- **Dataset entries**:
####################
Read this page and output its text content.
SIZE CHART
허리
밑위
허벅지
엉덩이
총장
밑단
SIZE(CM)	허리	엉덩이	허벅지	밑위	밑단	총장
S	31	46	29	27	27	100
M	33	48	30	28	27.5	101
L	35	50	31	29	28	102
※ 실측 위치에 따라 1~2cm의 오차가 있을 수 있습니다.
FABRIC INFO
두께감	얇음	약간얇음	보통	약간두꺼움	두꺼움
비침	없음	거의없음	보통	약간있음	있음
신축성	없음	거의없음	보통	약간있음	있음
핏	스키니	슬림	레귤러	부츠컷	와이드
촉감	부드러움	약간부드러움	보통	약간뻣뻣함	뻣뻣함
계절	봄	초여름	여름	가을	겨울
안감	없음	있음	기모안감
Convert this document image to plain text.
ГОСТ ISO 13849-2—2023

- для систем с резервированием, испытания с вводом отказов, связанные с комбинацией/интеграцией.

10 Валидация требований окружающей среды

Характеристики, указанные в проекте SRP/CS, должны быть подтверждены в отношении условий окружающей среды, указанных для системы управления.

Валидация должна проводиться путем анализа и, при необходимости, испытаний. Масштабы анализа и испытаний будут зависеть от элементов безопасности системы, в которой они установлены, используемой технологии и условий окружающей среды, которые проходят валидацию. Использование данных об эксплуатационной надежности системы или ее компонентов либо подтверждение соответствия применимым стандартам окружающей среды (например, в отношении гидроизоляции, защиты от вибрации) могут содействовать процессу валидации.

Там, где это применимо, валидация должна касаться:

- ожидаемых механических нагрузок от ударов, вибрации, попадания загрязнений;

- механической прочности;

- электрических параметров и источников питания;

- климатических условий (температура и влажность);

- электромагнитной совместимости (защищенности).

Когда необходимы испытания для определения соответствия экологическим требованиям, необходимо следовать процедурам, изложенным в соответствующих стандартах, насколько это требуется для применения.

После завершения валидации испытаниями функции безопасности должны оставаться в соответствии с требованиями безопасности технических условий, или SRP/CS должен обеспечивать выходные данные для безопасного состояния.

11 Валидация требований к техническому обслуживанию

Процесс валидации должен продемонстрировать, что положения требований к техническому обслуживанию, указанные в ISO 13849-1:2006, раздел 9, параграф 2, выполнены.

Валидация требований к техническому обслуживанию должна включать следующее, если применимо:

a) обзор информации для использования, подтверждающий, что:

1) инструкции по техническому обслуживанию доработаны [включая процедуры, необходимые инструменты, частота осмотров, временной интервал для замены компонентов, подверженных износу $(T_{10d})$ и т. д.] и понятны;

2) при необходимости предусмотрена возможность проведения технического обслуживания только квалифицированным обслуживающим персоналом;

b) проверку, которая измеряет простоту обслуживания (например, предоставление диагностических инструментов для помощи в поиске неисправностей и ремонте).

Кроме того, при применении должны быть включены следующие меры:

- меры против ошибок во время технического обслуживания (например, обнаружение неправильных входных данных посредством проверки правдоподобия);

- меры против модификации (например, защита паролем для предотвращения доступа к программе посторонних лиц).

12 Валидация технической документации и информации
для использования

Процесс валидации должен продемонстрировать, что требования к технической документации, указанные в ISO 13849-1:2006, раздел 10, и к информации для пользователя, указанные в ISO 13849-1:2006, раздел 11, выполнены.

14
####################
Show every line of the records above that contains the word "быть".

Характеристики, указанные в проекте SRP/CS, должны быть подтверждены в отношении условий окружающей среды, указанных для системы управления.
Кроме того, при применении должны быть включены следующие меры:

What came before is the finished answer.